#### EXERCISE GOAL:
Extract every line below that contains the word "faltationem".

Data records:
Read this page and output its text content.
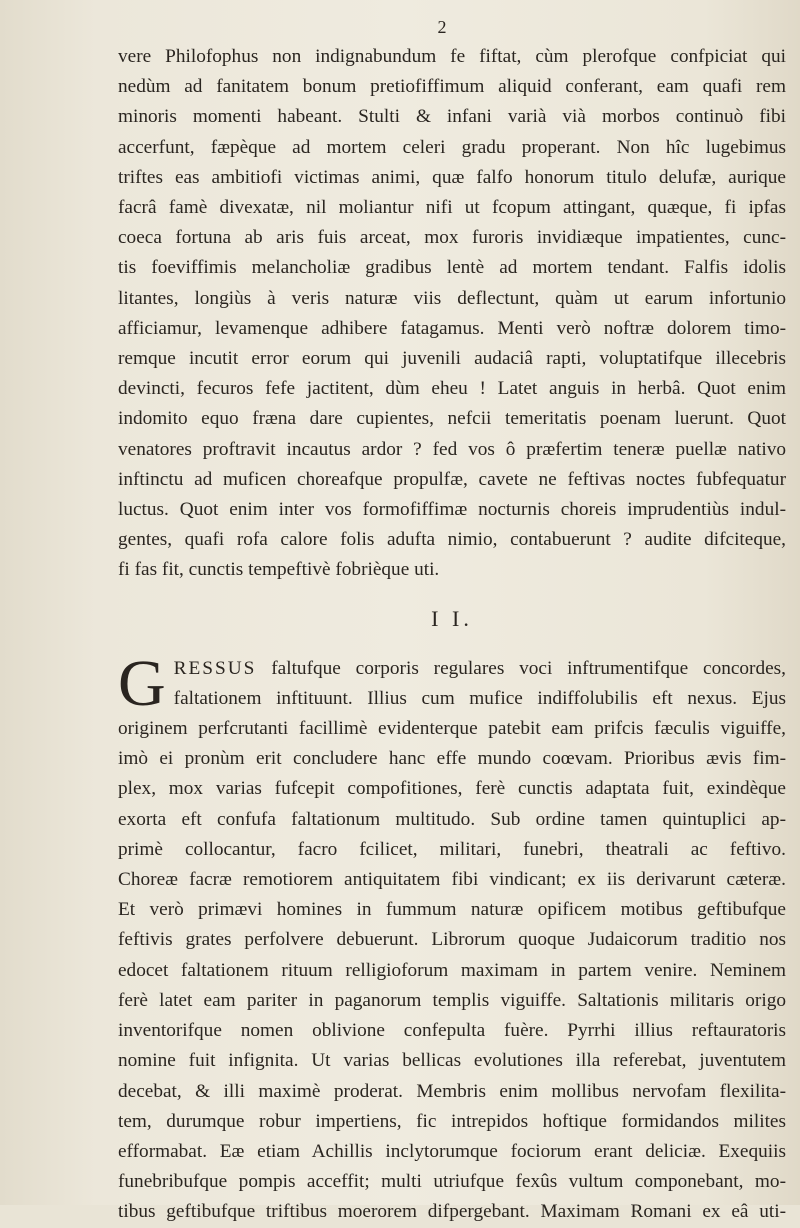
2
vere Philofophus non indignabundum fe fiftat, cùm plerofque confpiciat qui
nedùm ad fanitatem bonum pretiofiffimum aliquid conferant, eam quafi rem
minoris momenti habeant. Stulti & infani varià vià morbos continuò fibi
accerfunt, fæpèque ad mortem celeri gradu properant. Non hîc lugebimus
triftes eas ambitiofi victimas animi, quæ falfo honorum titulo delufæ, aurique
facrâ famè divexatæ, nil moliantur nifi ut fcopum attingant, quæque, fi ipfas
coeca fortuna ab aris fuis arceat, mox furoris invidiæque impatientes, cunc-
tis foeviffimis melancholiæ gradibus lentè ad mortem tendant. Falfis idolis
litantes, longiùs à veris naturæ viis deflectunt, quàm ut earum infortunio
afficiamur, levamenque adhibere fatagamus. Menti verò noftræ dolorem timo-
remque incutit error eorum qui juvenili audaciâ rapti, voluptatifque illecebris
devincti, fecuros fefe jactitent, dùm eheu ! Latet anguis in herbâ. Quot enim
indomito equo fræna dare cupientes, nefcii temeritatis poenam luerunt. Quot
venatores proftravit incautus ardor ? fed vos ô præfertim teneræ puellæ nativo
inftinctu ad muficen choreafque propulfæ, cavete ne feftivas noctes fubfequatur
luctus. Quot enim inter vos formofiffimæ nocturnis choreis imprudentiùs indul-
gentes, quafi rofa calore folis adufta nimio, contabuerunt ? audite difciteque,
fi fas fit, cunctis tempeftivè fobrièque uti.
I I.
G RESSUS faltufque corporis regulares voci inftrumentifque concordes,
faltationem inftituunt. Illius cum mufice indiffolubilis eft nexus. Ejus
originem perfcrutanti facillimè evidenterque patebit eam prifcis fæculis viguiffe,
imò ei pronùm erit concludere hanc effe mundo coœvam. Prioribus ævis fim-
plex, mox varias fufcepit compofitiones, ferè cunctis adaptata fuit, exindèque
exorta eft confufa faltationum multitudo. Sub ordine tamen quintuplici ap-
primè collocantur, facro fcilicet, militari, funebri, theatrali ac feftivo.
Choreæ facræ remotiorem antiquitatem fibi vindicant; ex iis derivarunt cæteræ.
Et verò primævi homines in fummum naturæ opificem motibus geftibufque
feftivis grates perfolvere debuerunt. Librorum quoque Judaicorum traditio nos
edocet faltationem rituum relligioforum maximam in partem venire. Neminem
ferè latet eam pariter in paganorum templis viguiffe. Saltationis militaris origo
inventorifque nomen oblivione confepulta fuère. Pyrrhi illius reftauratoris
nomine fuit infignita. Ut varias bellicas evolutiones illa referebat, juventutem
decebat, & illi maximè proderat. Membris enim mollibus nervofam flexilita-
tem, durumque robur impertiens, fic intrepidos hoftique formidandos milites
efformabat. Eæ etiam Achillis inclytorumque fociorum erant deliciæ. Exequiis
funebribufque pompis acceffit; multi utriufque fexûs vultum componebant, mo-
tibus geftibufque triftibus moerorem difpergebant. Maximam Romani ex eâ uti-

#### RIGHT ANSWER:
faltationem inftituunt. Illius cum mufice indiffolubilis eft nexus. Ejus
edocet faltationem rituum relligioforum maximam in partem venire. Neminem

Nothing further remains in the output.